### YOUR GOAL
Look through the data for the string "bucket". Copy every line where it is found.

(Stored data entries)
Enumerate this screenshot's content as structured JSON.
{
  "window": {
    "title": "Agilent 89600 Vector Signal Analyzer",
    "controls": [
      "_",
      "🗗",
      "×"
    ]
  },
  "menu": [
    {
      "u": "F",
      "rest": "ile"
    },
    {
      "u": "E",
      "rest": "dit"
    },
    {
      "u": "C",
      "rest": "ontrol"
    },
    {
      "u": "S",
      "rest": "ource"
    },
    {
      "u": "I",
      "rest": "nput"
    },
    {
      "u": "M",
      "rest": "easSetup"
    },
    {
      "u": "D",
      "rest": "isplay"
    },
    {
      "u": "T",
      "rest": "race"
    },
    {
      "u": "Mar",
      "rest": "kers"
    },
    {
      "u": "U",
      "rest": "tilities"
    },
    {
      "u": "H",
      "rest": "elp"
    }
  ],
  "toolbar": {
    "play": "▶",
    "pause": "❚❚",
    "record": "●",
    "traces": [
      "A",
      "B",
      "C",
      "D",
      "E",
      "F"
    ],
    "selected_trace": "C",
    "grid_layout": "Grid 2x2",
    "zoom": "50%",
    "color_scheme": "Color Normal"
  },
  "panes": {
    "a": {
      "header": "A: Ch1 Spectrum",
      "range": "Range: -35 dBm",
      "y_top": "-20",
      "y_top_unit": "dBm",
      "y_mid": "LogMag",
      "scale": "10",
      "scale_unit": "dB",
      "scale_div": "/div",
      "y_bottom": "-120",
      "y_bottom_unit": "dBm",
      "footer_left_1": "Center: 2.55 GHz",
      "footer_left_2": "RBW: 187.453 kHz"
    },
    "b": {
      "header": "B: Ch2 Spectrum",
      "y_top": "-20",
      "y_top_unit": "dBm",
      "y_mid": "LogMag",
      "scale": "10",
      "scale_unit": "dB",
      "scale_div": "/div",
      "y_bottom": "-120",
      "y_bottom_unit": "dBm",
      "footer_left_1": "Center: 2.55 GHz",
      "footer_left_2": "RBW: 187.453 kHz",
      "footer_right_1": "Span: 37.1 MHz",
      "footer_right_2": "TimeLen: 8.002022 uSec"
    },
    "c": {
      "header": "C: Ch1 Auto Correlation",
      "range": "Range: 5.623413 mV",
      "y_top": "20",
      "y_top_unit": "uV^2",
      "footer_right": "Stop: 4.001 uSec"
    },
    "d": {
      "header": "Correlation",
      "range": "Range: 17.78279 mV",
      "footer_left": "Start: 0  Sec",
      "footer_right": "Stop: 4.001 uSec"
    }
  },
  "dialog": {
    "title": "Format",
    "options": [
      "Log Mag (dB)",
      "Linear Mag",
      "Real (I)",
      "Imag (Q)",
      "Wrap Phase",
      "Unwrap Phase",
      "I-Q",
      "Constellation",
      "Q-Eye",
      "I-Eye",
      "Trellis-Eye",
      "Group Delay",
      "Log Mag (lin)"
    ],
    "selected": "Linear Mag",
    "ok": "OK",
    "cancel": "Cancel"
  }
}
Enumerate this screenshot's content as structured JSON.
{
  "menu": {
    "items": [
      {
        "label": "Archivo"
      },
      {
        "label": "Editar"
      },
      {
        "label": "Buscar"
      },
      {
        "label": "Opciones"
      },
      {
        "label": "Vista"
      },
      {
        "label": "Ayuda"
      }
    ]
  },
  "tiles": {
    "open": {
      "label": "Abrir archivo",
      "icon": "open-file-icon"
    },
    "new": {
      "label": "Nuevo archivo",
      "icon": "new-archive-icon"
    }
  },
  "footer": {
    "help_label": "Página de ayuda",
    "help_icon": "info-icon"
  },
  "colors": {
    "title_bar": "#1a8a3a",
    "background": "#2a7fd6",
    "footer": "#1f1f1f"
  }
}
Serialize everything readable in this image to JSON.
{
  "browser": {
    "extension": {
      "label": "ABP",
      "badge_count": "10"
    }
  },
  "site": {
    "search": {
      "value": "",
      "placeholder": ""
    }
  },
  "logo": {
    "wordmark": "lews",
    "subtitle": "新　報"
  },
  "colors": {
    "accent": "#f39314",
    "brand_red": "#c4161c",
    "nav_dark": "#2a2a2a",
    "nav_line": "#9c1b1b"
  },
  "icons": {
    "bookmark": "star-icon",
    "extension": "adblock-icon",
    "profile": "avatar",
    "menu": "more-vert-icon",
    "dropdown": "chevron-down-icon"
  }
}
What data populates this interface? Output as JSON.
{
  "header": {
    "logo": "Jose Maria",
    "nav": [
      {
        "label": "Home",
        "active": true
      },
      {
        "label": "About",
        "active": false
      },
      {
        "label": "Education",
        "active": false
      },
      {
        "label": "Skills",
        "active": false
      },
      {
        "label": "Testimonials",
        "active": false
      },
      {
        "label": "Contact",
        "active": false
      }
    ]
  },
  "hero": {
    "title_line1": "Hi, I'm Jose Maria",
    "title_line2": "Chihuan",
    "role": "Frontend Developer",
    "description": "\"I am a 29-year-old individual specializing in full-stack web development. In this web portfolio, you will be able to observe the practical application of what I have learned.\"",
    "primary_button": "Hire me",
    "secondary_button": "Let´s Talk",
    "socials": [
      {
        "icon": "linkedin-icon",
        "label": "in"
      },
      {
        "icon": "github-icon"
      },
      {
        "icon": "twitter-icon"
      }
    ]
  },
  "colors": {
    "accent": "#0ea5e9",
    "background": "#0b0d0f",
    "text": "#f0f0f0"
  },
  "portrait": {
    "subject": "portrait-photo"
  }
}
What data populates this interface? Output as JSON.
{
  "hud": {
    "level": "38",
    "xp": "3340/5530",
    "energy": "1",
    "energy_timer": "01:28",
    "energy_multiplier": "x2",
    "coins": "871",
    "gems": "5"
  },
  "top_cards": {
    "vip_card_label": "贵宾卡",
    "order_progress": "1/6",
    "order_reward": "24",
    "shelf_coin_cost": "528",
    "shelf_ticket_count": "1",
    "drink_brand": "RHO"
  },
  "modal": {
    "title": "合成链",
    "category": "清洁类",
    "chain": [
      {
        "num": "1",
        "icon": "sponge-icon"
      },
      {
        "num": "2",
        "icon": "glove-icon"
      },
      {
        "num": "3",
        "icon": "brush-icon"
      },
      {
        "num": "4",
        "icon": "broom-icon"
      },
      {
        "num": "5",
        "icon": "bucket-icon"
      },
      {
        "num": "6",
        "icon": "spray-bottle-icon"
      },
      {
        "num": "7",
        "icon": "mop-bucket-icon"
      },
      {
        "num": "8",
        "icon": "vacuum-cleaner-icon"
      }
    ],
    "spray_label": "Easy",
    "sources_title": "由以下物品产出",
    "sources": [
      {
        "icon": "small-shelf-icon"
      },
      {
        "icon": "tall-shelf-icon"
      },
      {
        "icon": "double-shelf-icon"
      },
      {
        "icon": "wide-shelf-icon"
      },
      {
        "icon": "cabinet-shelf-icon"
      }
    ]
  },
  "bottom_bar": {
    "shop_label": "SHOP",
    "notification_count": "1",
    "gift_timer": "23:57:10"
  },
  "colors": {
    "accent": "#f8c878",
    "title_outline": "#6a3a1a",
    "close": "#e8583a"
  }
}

### RESPONSE TO THE TASK
        "icon": "bucket-icon"
        "icon": "mop-bucket-icon"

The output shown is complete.